> Supplied material:
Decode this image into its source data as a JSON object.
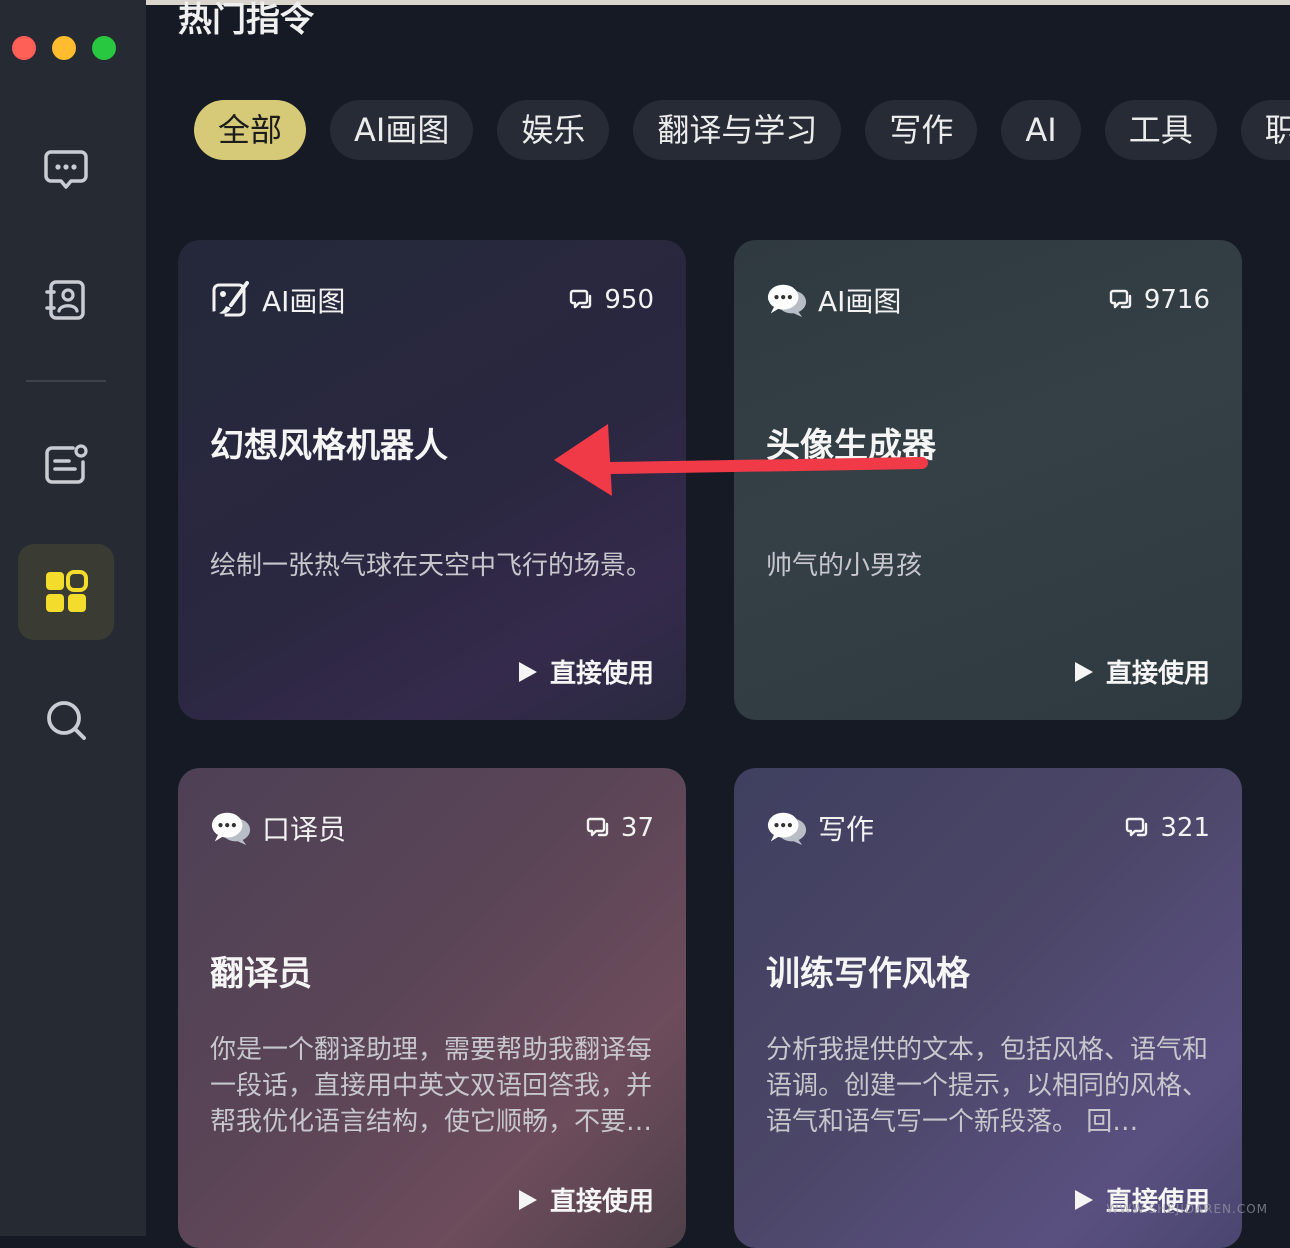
{
  "app": {
    "title": "热门指令",
    "window_controls": [
      "close",
      "minimize",
      "zoom"
    ]
  },
  "sidebar": {
    "items": [
      {
        "id": "chat",
        "icon": "chat-bubble-icon",
        "active": false
      },
      {
        "id": "contacts",
        "icon": "contact-card-icon",
        "active": false
      },
      {
        "id": "notes",
        "icon": "note-edit-icon",
        "active": false
      },
      {
        "id": "apps",
        "icon": "grid-apps-icon",
        "active": true
      },
      {
        "id": "search",
        "icon": "search-icon",
        "active": false
      }
    ]
  },
  "tabs": [
    {
      "label": "全部",
      "active": true
    },
    {
      "label": "AI画图",
      "active": false
    },
    {
      "label": "娱乐",
      "active": false
    },
    {
      "label": "翻译与学习",
      "active": false
    },
    {
      "label": "写作",
      "active": false
    },
    {
      "label": "AI",
      "active": false
    },
    {
      "label": "工具",
      "active": false
    },
    {
      "label": "职",
      "active": false
    }
  ],
  "cards": [
    {
      "category": "AI画图",
      "category_icon": "paint-brush-icon",
      "count": "950",
      "title": "幻想风格机器人",
      "description": "绘制一张热气球在天空中飞行的场景。",
      "action": "直接使用"
    },
    {
      "category": "AI画图",
      "category_icon": "chat-bubbles-icon",
      "count": "9716",
      "title": "头像生成器",
      "description": "帅气的小男孩",
      "action": "直接使用"
    },
    {
      "category": "口译员",
      "category_icon": "chat-bubbles-icon",
      "count": "37",
      "title": "翻译员",
      "description": "你是一个翻译助理，需要帮助我翻译每一段话，直接用中英文双语回答我，并帮我优化语言结构，使它顺畅，不要…",
      "action": "直接使用"
    },
    {
      "category": "写作",
      "category_icon": "chat-bubbles-icon",
      "count": "321",
      "title": "训练写作风格",
      "description": "分析我提供的文本，包括风格、语气和语调。创建一个提示，以相同的风格、语气和语气写一个新段落。 回…",
      "action": "直接使用"
    }
  ],
  "colors": {
    "background": "#151a24",
    "sidebar": "#262b33",
    "accent": "#d6c977",
    "active_icon": "#f3dc2b",
    "arrow": "#f03a48"
  },
  "watermark": "WWW.SHEJIDAREN.COM"
}
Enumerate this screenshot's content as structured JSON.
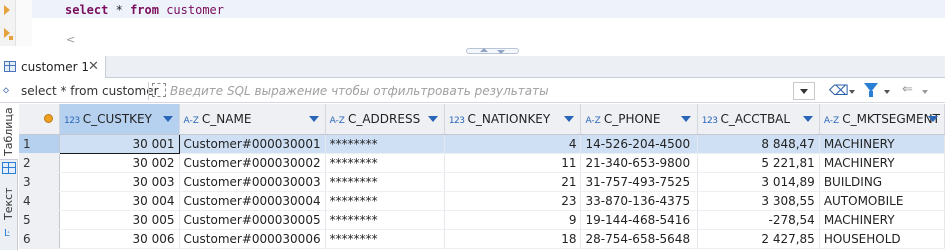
{
  "editor": {
    "sql_keyword_select": "select",
    "sql_star": "*",
    "sql_keyword_from": "from",
    "sql_table": "customer",
    "scroll_left_glyph": "<"
  },
  "result_tab": {
    "label": "customer 1",
    "close_glyph": "✕",
    "icon": "table-grid-icon"
  },
  "filter_bar": {
    "query_prefix_icon": "sql-query-icon",
    "query_text": "select * from customer",
    "filter_placeholder": "Введите SQL выражение чтобы отфильтровать результаты",
    "eraser_glyph": "⌫",
    "back_glyph": "⇐",
    "more_glyph": "⇒"
  },
  "side_panel": {
    "table_tab_label": "Таблица",
    "text_tab_label": "Текст",
    "text_icon": "Ŀ"
  },
  "grid": {
    "columns": [
      {
        "name": "C_CUSTKEY",
        "type_icon": "123",
        "type": "numeric",
        "active": true
      },
      {
        "name": "C_NAME",
        "type_icon": "A-Z",
        "type": "text",
        "active": false
      },
      {
        "name": "C_ADDRESS",
        "type_icon": "A-Z",
        "type": "text",
        "active": false
      },
      {
        "name": "C_NATIONKEY",
        "type_icon": "123",
        "type": "numeric",
        "active": false
      },
      {
        "name": "C_PHONE",
        "type_icon": "A-Z",
        "type": "text",
        "active": false
      },
      {
        "name": "C_ACCTBAL",
        "type_icon": "123",
        "type": "numeric",
        "active": false
      },
      {
        "name": "C_MKTSEGMENT",
        "type_icon": "A-Z",
        "type": "text",
        "active": false
      }
    ],
    "rows": [
      {
        "n": "1",
        "custkey": "30 001",
        "name": "Customer#000030001",
        "address": "********",
        "nationkey": "4",
        "phone": "14-526-204-4500",
        "acctbal": "8 848,47",
        "mktsegment": "MACHINERY"
      },
      {
        "n": "2",
        "custkey": "30 002",
        "name": "Customer#000030002",
        "address": "********",
        "nationkey": "11",
        "phone": "21-340-653-9800",
        "acctbal": "5 221,81",
        "mktsegment": "MACHINERY"
      },
      {
        "n": "3",
        "custkey": "30 003",
        "name": "Customer#000030003",
        "address": "********",
        "nationkey": "21",
        "phone": "31-757-493-7525",
        "acctbal": "3 014,89",
        "mktsegment": "BUILDING"
      },
      {
        "n": "4",
        "custkey": "30 004",
        "name": "Customer#000030004",
        "address": "********",
        "nationkey": "23",
        "phone": "33-870-136-4375",
        "acctbal": "3 308,55",
        "mktsegment": "AUTOMOBILE"
      },
      {
        "n": "5",
        "custkey": "30 005",
        "name": "Customer#000030005",
        "address": "********",
        "nationkey": "9",
        "phone": "19-144-468-5416",
        "acctbal": "-278,54",
        "mktsegment": "MACHINERY"
      },
      {
        "n": "6",
        "custkey": "30 006",
        "name": "Customer#000030006",
        "address": "********",
        "nationkey": "18",
        "phone": "28-754-658-5648",
        "acctbal": "2 427,85",
        "mktsegment": "HOUSEHOLD"
      }
    ]
  },
  "colors": {
    "keyword": "#7a0e5c",
    "selection": "#cfe0f4",
    "active_header": "#b6d1ef",
    "accent": "#2a66b8"
  }
}
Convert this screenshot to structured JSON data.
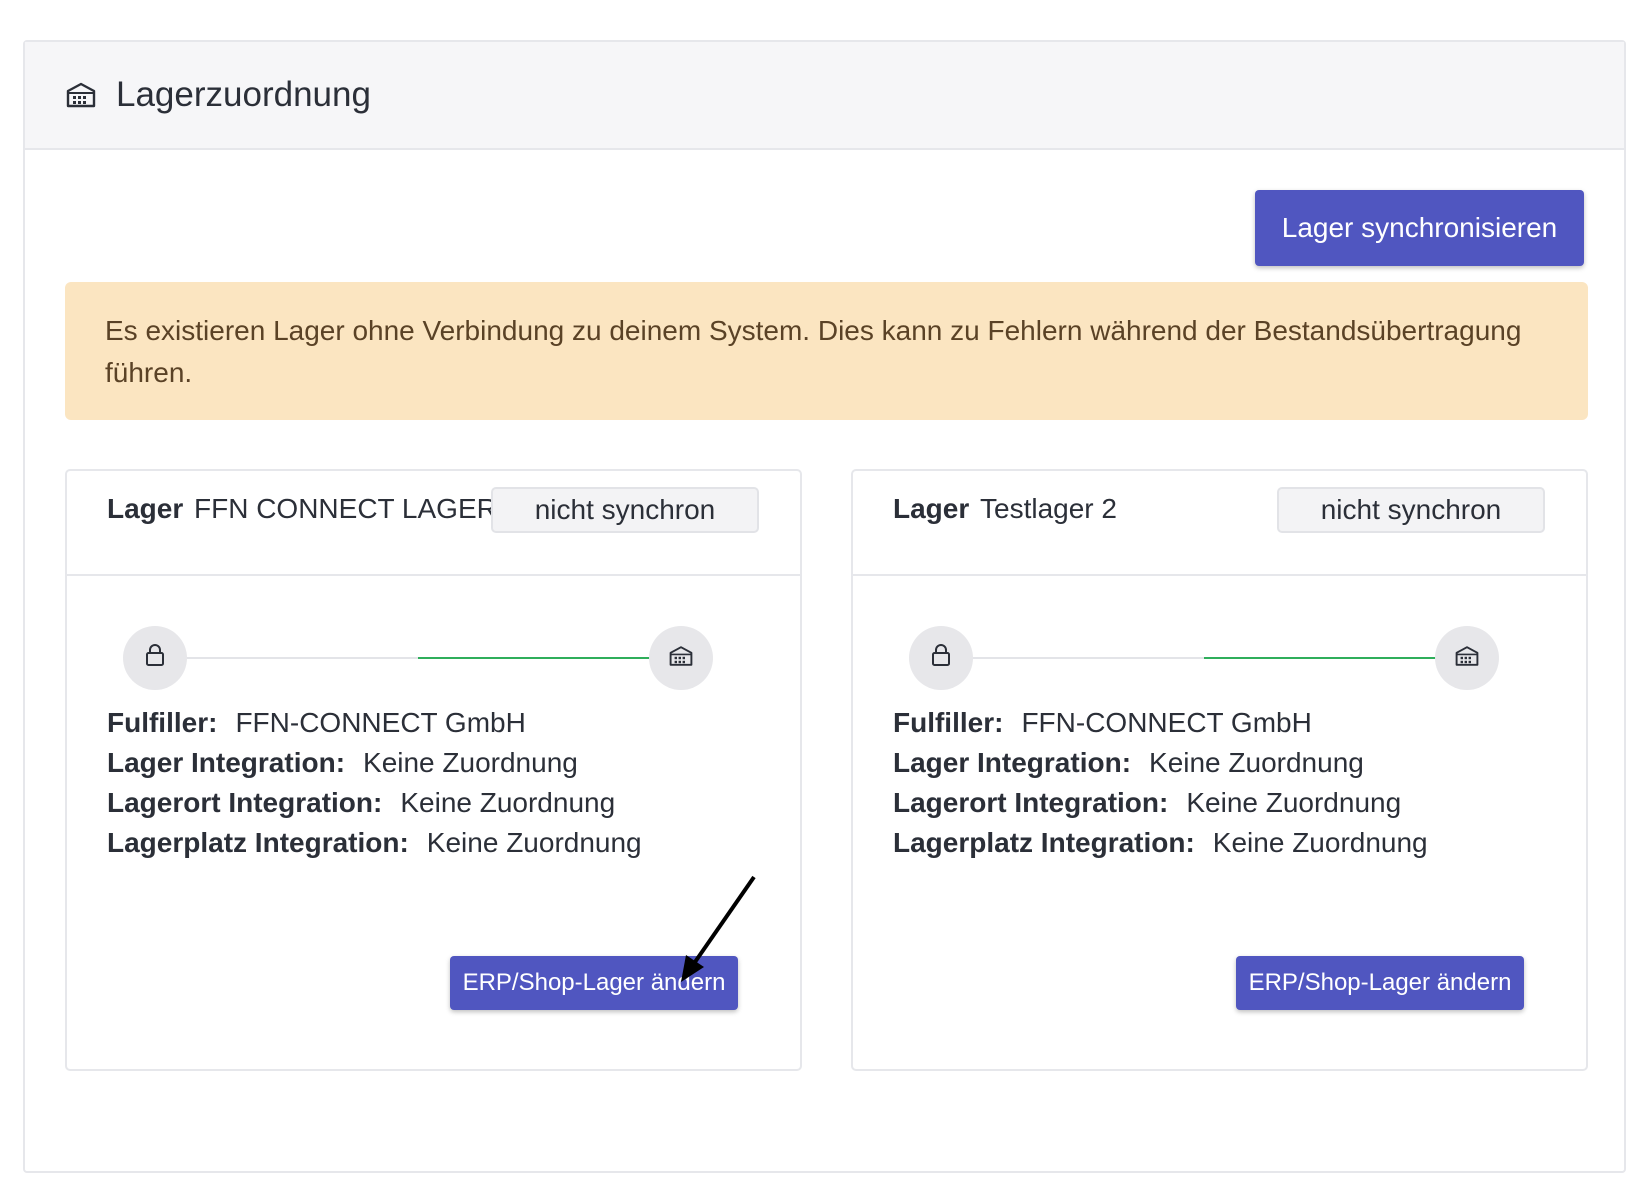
{
  "header": {
    "title": "Lagerzuordnung",
    "icon": "warehouse-icon"
  },
  "toolbar": {
    "sync_label": "Lager synchronisieren",
    "accent": "#5056c0"
  },
  "alert": {
    "text": "Es existieren Lager ohne Verbindung zu deinem System. Dies kann zu Fehlern während der Bestandsübertragung führen.",
    "background": "#fbe5c1"
  },
  "warehouses": [
    {
      "keyword": "Lager",
      "name": "FFN CONNECT LAGER",
      "status": "nicht synchron",
      "fields": [
        {
          "label": "Fulfiller:",
          "value": "FFN-CONNECT GmbH"
        },
        {
          "label": "Lager Integration:",
          "value": "Keine Zuordnung"
        },
        {
          "label": "Lagerort Integration:",
          "value": "Keine Zuordnung"
        },
        {
          "label": "Lagerplatz Integration:",
          "value": "Keine Zuordnung"
        }
      ],
      "action_label": "ERP/Shop-Lager ändern"
    },
    {
      "keyword": "Lager",
      "name": "Testlager 2",
      "status": "nicht synchron",
      "fields": [
        {
          "label": "Fulfiller:",
          "value": "FFN-CONNECT GmbH"
        },
        {
          "label": "Lager Integration:",
          "value": "Keine Zuordnung"
        },
        {
          "label": "Lagerort Integration:",
          "value": "Keine Zuordnung"
        },
        {
          "label": "Lagerplatz Integration:",
          "value": "Keine Zuordnung"
        }
      ],
      "action_label": "ERP/Shop-Lager ändern"
    }
  ],
  "icons": {
    "shop": "shopping-bag-icon",
    "warehouse": "warehouse-icon"
  },
  "colors": {
    "connection_line": "#2fae5b"
  }
}
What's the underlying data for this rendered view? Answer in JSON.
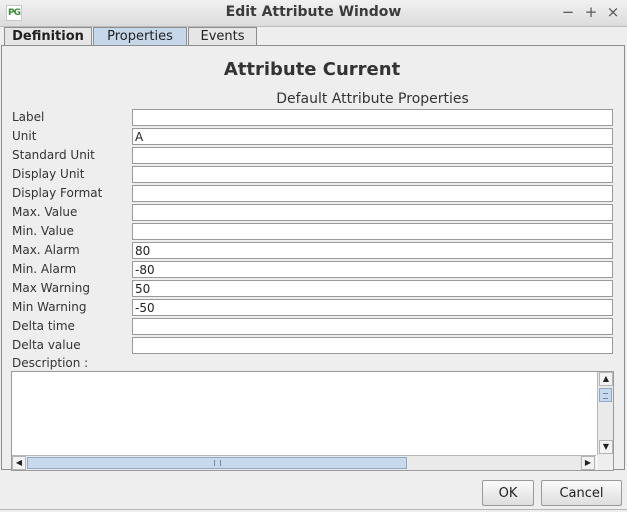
{
  "window": {
    "title": "Edit Attribute Window",
    "app_icon_text": "PG",
    "minimize_glyph": "−",
    "maximize_glyph": "+",
    "close_glyph": "×"
  },
  "tabs": [
    {
      "label": "Definition",
      "active": false
    },
    {
      "label": "Properties",
      "active": true
    },
    {
      "label": "Events",
      "active": false
    }
  ],
  "panel": {
    "heading": "Attribute Current",
    "subheading": "Default Attribute Properties",
    "fields": [
      {
        "label": "Label",
        "value": ""
      },
      {
        "label": "Unit",
        "value": "A"
      },
      {
        "label": "Standard Unit",
        "value": ""
      },
      {
        "label": "Display Unit",
        "value": ""
      },
      {
        "label": "Display Format",
        "value": ""
      },
      {
        "label": "Max. Value",
        "value": ""
      },
      {
        "label": "Min. Value",
        "value": ""
      },
      {
        "label": "Max. Alarm",
        "value": "80"
      },
      {
        "label": "Min. Alarm",
        "value": "-80"
      },
      {
        "label": "Max Warning",
        "value": "50"
      },
      {
        "label": "Min Warning",
        "value": "-50"
      },
      {
        "label": "Delta time",
        "value": ""
      },
      {
        "label": "Delta value",
        "value": ""
      }
    ],
    "description_label": "Description :",
    "description_value": ""
  },
  "buttons": {
    "ok": "OK",
    "cancel": "Cancel"
  },
  "icons": {
    "scroll_up": "▲",
    "scroll_down": "▼",
    "scroll_left": "◀",
    "scroll_right": "▶"
  }
}
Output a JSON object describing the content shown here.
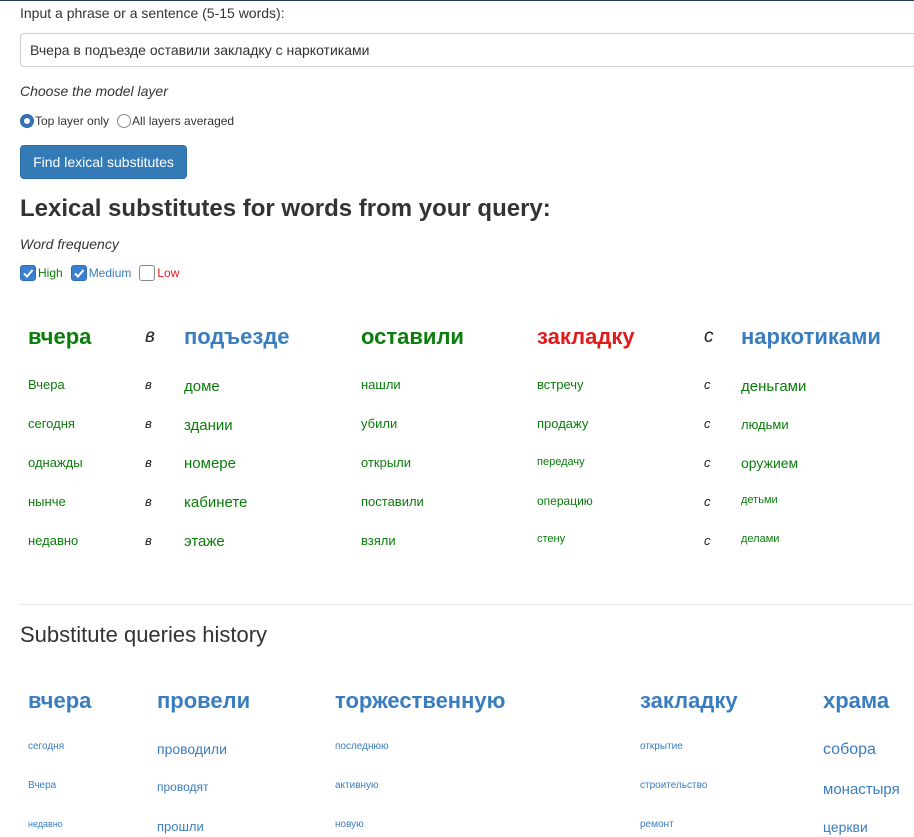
{
  "form": {
    "input_label": "Input a phrase or a sentence (5-15 words):",
    "input_value": "Вчера в подъезде оставили закладку с наркотиками",
    "layer_label": "Choose the model layer",
    "layer_options": [
      "Top layer only",
      "All layers averaged"
    ],
    "layer_selected": "Top layer only",
    "submit_label": "Find lexical substitutes"
  },
  "results": {
    "heading": "Lexical substitutes for words from your query:",
    "frequency_label": "Word frequency",
    "frequency_filters": [
      {
        "label": "High",
        "checked": true,
        "color": "#0a7d0a"
      },
      {
        "label": "Medium",
        "checked": true,
        "color": "#3a7dbf"
      },
      {
        "label": "Low",
        "checked": false,
        "color": "#e11b1b"
      }
    ],
    "columns": [
      {
        "word": "вчера",
        "substitutes": [
          "Вчера",
          "сегодня",
          "однажды",
          "нынче",
          "недавно"
        ]
      },
      {
        "word": "в",
        "substitutes": [
          "в",
          "в",
          "в",
          "в",
          "в"
        ]
      },
      {
        "word": "подъезде",
        "substitutes": [
          "доме",
          "здании",
          "номере",
          "кабинете",
          "этаже"
        ]
      },
      {
        "word": "оставили",
        "substitutes": [
          "нашли",
          "убили",
          "открыли",
          "поставили",
          "взяли"
        ]
      },
      {
        "word": "закладку",
        "substitutes": [
          "встречу",
          "продажу",
          "передачу",
          "операцию",
          "стену"
        ]
      },
      {
        "word": "с",
        "substitutes": [
          "с",
          "с",
          "с",
          "с",
          "с"
        ]
      },
      {
        "word": "наркотиками",
        "substitutes": [
          "деньгами",
          "людьми",
          "оружием",
          "детьми",
          "делами"
        ]
      }
    ]
  },
  "history": {
    "heading": "Substitute queries history",
    "columns": [
      {
        "word": "вчера",
        "substitutes": [
          "сегодня",
          "Вчера",
          "недавно"
        ]
      },
      {
        "word": "провели",
        "substitutes": [
          "проводили",
          "проводят",
          "прошли"
        ]
      },
      {
        "word": "торжественную",
        "substitutes": [
          "последнюю",
          "активную",
          "новую"
        ]
      },
      {
        "word": "закладку",
        "substitutes": [
          "открытие",
          "строительство",
          "ремонт"
        ]
      },
      {
        "word": "храма",
        "substitutes": [
          "собора",
          "монастыря",
          "церкви"
        ]
      }
    ]
  }
}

> Task goal: Pull every line containing the word "data" out of the entries above.

> Response to this task:
Decode this image into its source data as a JSON object.
Convert this screenshot to structured JSON data.
What's the underlying data for this rendered view? Answer in JSON.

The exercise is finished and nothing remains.